WORK TO DO = In the copy, keep every record exact and leave out all images.

PROVIDED DATA =
....

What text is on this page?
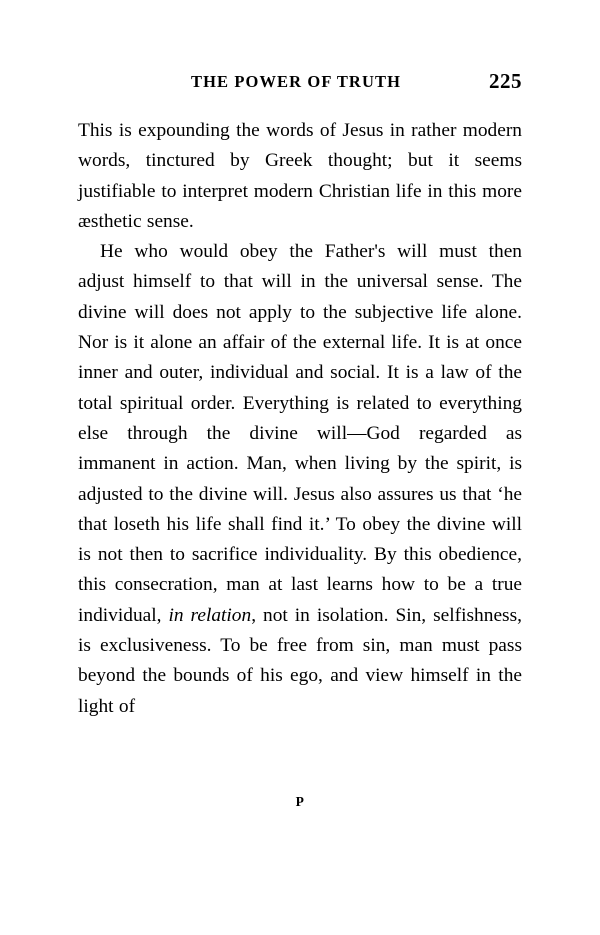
THE POWER OF TRUTH	225

This is expounding the words of Jesus in rather modern words, tinctured by Greek thought; but it seems justifiable to interpret modern Christian life in this more æsthetic sense.

He who would obey the Father's will must then adjust himself to that will in the universal sense. The divine will does not apply to the subjective life alone. Nor is it alone an affair of the external life. It is at once inner and outer, individual and social. It is a law of the total spiritual order. Everything is related to everything else through the divine will—God regarded as immanent in action. Man, when living by the spirit, is adjusted to the divine will. Jesus also assures us that ‘he that loseth his life shall find it.’ To obey the divine will is not then to sacrifice individuality. By this obedience, this consecration, man at last learns how to be a true individual, in relation, not in isolation. Sin, selfishness, is exclusiveness. To be free from sin, man must pass beyond the bounds of his ego, and view himself in the light of

P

....

OUTPUT OF THE TASK =
What text is on this page?
THE POWER OF TRUTH	225

This is expounding the words of Jesus in rather modern words, tinctured by Greek thought; but it seems justifiable to interpret modern Christian life in this more æsthetic sense.

He who would obey the Father's will must then adjust himself to that will in the universal sense. The divine will does not apply to the subjective life alone. Nor is it alone an affair of the external life. It is at once inner and outer, individual and social. It is a law of the total spiritual order. Everything is related to everything else through the divine will—God regarded as immanent in action. Man, when living by the spirit, is adjusted to the divine will. Jesus also assures us that ‘he that loseth his life shall find it.’ To obey the divine will is not then to sacrifice individuality. By this obedience, this consecration, man at last learns how to be a true individual, in relation, not in isolation. Sin, selfishness, is exclusiveness. To be free from sin, man must pass beyond the bounds of his ego, and view himself in the light of

P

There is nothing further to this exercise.